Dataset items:
= = = =
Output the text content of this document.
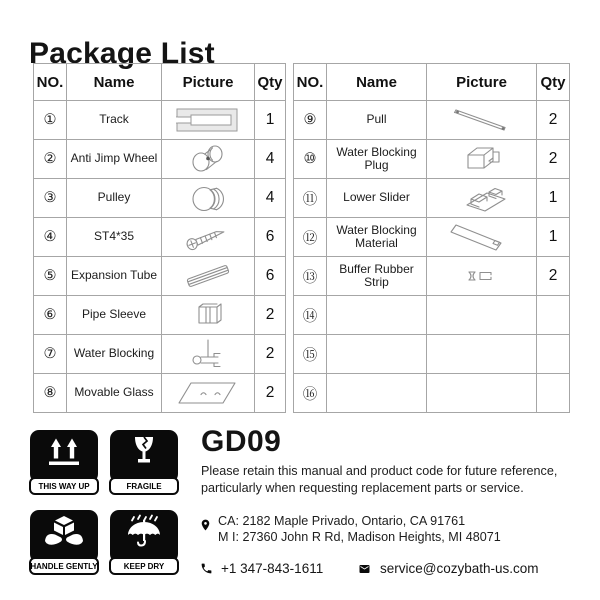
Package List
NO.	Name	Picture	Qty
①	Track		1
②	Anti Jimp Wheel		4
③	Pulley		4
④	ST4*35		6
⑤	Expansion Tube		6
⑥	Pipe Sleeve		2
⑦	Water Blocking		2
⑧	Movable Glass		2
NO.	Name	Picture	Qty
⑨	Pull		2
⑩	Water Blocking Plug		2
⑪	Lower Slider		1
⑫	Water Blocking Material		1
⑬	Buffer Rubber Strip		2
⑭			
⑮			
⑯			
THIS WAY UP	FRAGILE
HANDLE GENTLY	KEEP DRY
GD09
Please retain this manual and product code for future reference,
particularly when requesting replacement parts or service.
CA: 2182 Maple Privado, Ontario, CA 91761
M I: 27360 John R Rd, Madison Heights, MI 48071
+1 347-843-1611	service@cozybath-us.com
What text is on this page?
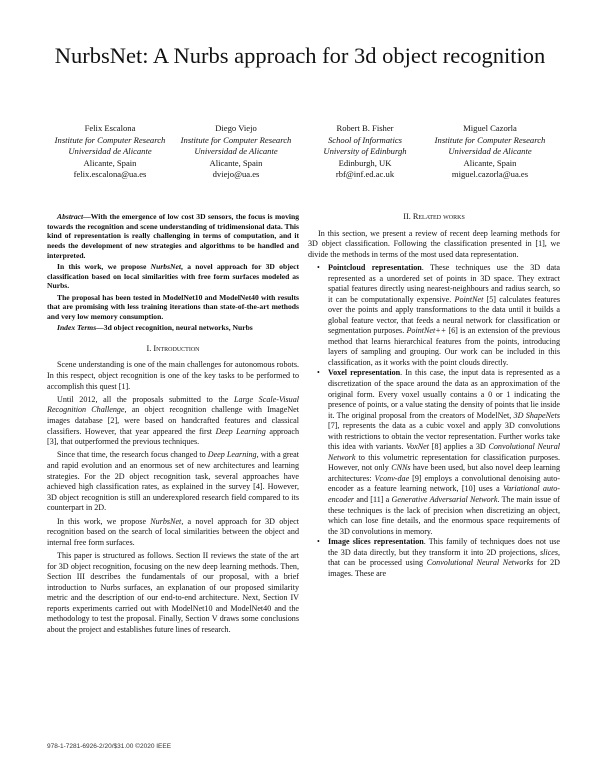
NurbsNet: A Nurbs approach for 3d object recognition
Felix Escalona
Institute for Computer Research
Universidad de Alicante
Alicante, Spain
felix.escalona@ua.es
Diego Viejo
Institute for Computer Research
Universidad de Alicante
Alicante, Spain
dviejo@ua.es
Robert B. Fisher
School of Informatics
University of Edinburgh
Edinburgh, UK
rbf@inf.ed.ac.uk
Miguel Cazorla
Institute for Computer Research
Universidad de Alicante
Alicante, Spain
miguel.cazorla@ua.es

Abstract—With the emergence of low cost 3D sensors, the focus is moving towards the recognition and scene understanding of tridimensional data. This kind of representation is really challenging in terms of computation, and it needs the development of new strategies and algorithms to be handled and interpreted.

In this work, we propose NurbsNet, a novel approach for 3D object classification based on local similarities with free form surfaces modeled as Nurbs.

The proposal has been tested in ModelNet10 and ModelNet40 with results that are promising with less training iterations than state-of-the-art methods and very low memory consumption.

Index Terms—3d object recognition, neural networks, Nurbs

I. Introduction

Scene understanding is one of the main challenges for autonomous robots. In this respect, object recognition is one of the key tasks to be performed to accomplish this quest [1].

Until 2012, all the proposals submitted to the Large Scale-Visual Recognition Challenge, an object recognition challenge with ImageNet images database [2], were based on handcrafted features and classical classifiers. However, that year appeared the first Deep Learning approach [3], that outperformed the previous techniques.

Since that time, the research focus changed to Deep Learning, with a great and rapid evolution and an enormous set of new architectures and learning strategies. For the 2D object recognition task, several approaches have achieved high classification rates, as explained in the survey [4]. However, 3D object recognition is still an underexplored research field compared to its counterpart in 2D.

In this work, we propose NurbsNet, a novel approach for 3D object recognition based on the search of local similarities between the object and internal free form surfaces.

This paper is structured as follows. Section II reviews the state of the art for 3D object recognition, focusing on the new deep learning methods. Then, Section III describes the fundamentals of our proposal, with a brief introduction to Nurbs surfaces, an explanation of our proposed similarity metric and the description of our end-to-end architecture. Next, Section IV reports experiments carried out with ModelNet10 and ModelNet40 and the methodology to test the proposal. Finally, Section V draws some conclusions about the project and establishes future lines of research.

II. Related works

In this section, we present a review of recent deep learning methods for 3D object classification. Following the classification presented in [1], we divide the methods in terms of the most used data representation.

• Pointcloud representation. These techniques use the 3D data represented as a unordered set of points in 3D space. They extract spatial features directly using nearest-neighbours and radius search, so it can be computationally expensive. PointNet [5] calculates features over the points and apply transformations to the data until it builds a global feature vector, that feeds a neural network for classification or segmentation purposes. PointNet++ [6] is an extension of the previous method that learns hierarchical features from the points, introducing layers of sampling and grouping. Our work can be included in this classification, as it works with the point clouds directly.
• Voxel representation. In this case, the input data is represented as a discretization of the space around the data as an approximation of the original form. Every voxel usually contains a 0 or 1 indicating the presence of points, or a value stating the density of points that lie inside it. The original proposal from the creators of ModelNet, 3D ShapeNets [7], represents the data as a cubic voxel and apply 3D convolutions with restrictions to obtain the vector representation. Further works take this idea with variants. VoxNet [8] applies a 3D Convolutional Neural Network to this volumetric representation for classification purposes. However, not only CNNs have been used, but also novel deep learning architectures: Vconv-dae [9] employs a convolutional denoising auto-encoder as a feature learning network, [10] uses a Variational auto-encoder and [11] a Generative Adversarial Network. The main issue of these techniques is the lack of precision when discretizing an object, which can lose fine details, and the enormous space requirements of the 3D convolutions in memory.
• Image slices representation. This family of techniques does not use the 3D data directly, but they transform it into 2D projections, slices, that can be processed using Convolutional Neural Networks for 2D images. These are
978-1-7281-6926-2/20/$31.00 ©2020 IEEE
= = = =
Exercise aim: In the lines above, find each one with "images" and list it.

Full solution:
Until 2012, all the proposals submitted to the Large Scale-Visual Recognition Challenge, an object recognition challenge with ImageNet images database [2], were based on handcrafted features and classical classifiers. However, that year appeared the first Deep Learning approach [3], that outperformed the previous techniques.
• Image slices representation. This family of techniques does not use the 3D data directly, but they transform it into 2D projections, slices, that can be processed using Convolutional Neural Networks for 2D images. These are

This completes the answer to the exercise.